- Data:
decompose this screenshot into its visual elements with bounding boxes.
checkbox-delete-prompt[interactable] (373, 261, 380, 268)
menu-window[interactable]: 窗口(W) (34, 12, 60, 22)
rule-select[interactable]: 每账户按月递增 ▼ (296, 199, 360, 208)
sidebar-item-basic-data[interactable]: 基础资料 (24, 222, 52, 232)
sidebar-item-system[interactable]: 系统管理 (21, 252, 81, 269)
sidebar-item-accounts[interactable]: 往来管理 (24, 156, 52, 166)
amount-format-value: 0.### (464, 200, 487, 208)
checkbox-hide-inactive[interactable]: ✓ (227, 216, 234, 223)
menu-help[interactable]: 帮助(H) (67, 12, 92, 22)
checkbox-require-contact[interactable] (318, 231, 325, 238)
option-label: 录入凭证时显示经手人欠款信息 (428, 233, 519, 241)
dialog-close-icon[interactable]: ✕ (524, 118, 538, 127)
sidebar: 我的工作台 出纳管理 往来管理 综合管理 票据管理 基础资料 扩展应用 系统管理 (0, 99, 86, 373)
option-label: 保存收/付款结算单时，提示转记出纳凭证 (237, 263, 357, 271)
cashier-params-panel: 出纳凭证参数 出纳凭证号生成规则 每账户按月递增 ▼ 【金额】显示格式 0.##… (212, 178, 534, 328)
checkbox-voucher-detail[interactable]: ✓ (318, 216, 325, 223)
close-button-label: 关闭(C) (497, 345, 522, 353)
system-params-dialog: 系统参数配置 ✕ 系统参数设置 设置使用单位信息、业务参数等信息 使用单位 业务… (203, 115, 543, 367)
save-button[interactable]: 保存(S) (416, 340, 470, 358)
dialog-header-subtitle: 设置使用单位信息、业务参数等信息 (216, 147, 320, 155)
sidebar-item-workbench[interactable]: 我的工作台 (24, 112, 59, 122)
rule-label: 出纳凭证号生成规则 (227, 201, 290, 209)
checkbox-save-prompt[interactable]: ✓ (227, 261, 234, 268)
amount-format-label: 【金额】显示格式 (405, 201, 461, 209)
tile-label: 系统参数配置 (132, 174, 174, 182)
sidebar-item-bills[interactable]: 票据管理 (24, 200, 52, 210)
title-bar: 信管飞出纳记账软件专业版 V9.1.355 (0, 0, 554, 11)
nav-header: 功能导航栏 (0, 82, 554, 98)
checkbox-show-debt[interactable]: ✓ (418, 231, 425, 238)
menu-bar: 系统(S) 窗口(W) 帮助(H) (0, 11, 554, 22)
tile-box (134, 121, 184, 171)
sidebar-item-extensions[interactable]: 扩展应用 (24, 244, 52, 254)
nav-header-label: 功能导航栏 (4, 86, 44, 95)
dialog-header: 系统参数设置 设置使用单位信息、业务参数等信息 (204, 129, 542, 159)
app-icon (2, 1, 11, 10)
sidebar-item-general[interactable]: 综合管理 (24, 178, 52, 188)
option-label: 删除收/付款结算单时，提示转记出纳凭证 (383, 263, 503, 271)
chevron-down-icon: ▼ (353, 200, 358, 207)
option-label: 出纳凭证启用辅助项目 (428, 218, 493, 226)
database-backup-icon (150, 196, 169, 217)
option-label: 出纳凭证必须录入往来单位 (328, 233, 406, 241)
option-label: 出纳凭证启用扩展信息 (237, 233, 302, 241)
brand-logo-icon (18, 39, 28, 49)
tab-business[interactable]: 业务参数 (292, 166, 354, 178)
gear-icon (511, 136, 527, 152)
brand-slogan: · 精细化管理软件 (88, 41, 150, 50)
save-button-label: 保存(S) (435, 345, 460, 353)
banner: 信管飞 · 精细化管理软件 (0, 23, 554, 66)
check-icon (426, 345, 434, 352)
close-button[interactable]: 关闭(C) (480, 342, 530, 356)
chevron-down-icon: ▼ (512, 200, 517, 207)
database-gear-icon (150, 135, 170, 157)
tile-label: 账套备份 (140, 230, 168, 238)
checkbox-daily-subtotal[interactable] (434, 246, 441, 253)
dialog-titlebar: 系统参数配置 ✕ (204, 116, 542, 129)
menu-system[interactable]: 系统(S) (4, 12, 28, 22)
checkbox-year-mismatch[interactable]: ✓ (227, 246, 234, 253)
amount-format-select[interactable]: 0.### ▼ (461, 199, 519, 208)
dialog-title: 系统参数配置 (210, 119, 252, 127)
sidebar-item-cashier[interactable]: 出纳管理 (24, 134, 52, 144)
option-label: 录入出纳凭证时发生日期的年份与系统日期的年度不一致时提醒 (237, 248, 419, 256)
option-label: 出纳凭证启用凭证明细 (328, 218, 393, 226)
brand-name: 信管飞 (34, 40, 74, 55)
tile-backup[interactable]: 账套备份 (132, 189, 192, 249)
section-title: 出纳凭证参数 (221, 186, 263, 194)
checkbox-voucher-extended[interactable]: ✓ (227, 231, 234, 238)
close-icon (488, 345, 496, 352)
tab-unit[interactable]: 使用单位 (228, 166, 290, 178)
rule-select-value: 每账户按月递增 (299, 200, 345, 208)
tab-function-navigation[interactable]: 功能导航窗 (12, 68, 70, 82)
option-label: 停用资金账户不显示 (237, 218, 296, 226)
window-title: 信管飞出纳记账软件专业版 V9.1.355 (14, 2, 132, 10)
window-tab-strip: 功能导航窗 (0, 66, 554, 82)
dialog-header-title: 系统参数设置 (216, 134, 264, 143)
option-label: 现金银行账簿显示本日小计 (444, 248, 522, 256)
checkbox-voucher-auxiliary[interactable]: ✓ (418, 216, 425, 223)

- Stated task: Reproduce every line of the entries above, character for character, with no changes or omissions.

- Solution to this task:
decompose this screenshot into its visual elements with bounding boxes.
checkbox-delete-prompt[interactable] (373, 261, 380, 268)
menu-window[interactable]: 窗口(W) (34, 12, 60, 22)
rule-select[interactable]: 每账户按月递增 ▼ (296, 199, 360, 208)
sidebar-item-basic-data[interactable]: 基础资料 (24, 222, 52, 232)
sidebar-item-system[interactable]: 系统管理 (21, 252, 81, 269)
sidebar-item-accounts[interactable]: 往来管理 (24, 156, 52, 166)
amount-format-value: 0.### (464, 200, 487, 208)
checkbox-hide-inactive[interactable]: ✓ (227, 216, 234, 223)
menu-help[interactable]: 帮助(H) (67, 12, 92, 22)
checkbox-require-contact[interactable] (318, 231, 325, 238)
option-label: 录入凭证时显示经手人欠款信息 (428, 233, 519, 241)
dialog-close-icon[interactable]: ✕ (524, 118, 538, 127)
sidebar: 我的工作台 出纳管理 往来管理 综合管理 票据管理 基础资料 扩展应用 系统管理 (0, 99, 86, 373)
option-label: 保存收/付款结算单时，提示转记出纳凭证 (237, 263, 357, 271)
cashier-params-panel: 出纳凭证参数 出纳凭证号生成规则 每账户按月递增 ▼ 【金额】显示格式 0.##… (212, 178, 534, 328)
checkbox-voucher-detail[interactable]: ✓ (318, 216, 325, 223)
close-button-label: 关闭(C) (497, 345, 522, 353)
system-params-dialog: 系统参数配置 ✕ 系统参数设置 设置使用单位信息、业务参数等信息 使用单位 业务… (203, 115, 543, 367)
save-button[interactable]: 保存(S) (416, 340, 470, 358)
dialog-header-subtitle: 设置使用单位信息、业务参数等信息 (216, 147, 320, 155)
sidebar-item-workbench[interactable]: 我的工作台 (24, 112, 59, 122)
rule-label: 出纳凭证号生成规则 (227, 201, 290, 209)
checkbox-save-prompt[interactable]: ✓ (227, 261, 234, 268)
amount-format-label: 【金额】显示格式 (405, 201, 461, 209)
tile-label: 系统参数配置 (132, 174, 174, 182)
sidebar-item-bills[interactable]: 票据管理 (24, 200, 52, 210)
title-bar: 信管飞出纳记账软件专业版 V9.1.355 (0, 0, 554, 11)
nav-header: 功能导航栏 (0, 82, 554, 98)
checkbox-show-debt[interactable]: ✓ (418, 231, 425, 238)
menu-bar: 系统(S) 窗口(W) 帮助(H) (0, 11, 554, 22)
tile-box (134, 121, 184, 171)
sidebar-item-extensions[interactable]: 扩展应用 (24, 244, 52, 254)
nav-header-label: 功能导航栏 (4, 86, 44, 95)
dialog-header: 系统参数设置 设置使用单位信息、业务参数等信息 (204, 129, 542, 159)
app-icon (2, 1, 11, 10)
sidebar-item-general[interactable]: 综合管理 (24, 178, 52, 188)
option-label: 删除收/付款结算单时，提示转记出纳凭证 (383, 263, 503, 271)
chevron-down-icon: ▼ (353, 200, 358, 207)
option-label: 出纳凭证启用辅助项目 (428, 218, 493, 226)
database-backup-icon (150, 196, 169, 217)
option-label: 出纳凭证必须录入往来单位 (328, 233, 406, 241)
option-label: 出纳凭证启用扩展信息 (237, 233, 302, 241)
brand-logo-icon (18, 39, 28, 49)
tab-business[interactable]: 业务参数 (292, 166, 354, 178)
gear-icon (511, 136, 527, 152)
brand-slogan: · 精细化管理软件 (88, 41, 150, 50)
save-button-label: 保存(S) (435, 345, 460, 353)
banner: 信管飞 · 精细化管理软件 (0, 23, 554, 66)
check-icon (426, 345, 434, 352)
close-button[interactable]: 关闭(C) (480, 342, 530, 356)
chevron-down-icon: ▼ (512, 200, 517, 207)
database-gear-icon (150, 135, 170, 157)
tile-label: 账套备份 (140, 230, 168, 238)
checkbox-daily-subtotal[interactable] (434, 246, 441, 253)
dialog-titlebar: 系统参数配置 ✕ (204, 116, 542, 129)
menu-system[interactable]: 系统(S) (4, 12, 28, 22)
checkbox-year-mismatch[interactable]: ✓ (227, 246, 234, 253)
amount-format-select[interactable]: 0.### ▼ (461, 199, 519, 208)
dialog-title: 系统参数配置 (210, 119, 252, 127)
sidebar-item-cashier[interactable]: 出纳管理 (24, 134, 52, 144)
option-label: 录入出纳凭证时发生日期的年份与系统日期的年度不一致时提醒 (237, 248, 419, 256)
option-label: 出纳凭证启用凭证明细 (328, 218, 393, 226)
brand-name: 信管飞 (34, 40, 74, 55)
tile-backup[interactable]: 账套备份 (132, 189, 192, 249)
section-title: 出纳凭证参数 (221, 186, 263, 194)
checkbox-voucher-extended[interactable]: ✓ (227, 231, 234, 238)
close-icon (488, 345, 496, 352)
tab-unit[interactable]: 使用单位 (228, 166, 290, 178)
rule-select-value: 每账户按月递增 (299, 200, 345, 208)
tab-function-navigation[interactable]: 功能导航窗 (12, 68, 70, 82)
option-label: 停用资金账户不显示 (237, 218, 296, 226)
window-title: 信管飞出纳记账软件专业版 V9.1.355 (14, 2, 132, 10)
window-tab-strip: 功能导航窗 (0, 66, 554, 82)
dialog-header-title: 系统参数设置 (216, 134, 264, 143)
option-label: 现金银行账簿显示本日小计 (444, 248, 522, 256)
checkbox-voucher-auxiliary[interactable]: ✓ (418, 216, 425, 223)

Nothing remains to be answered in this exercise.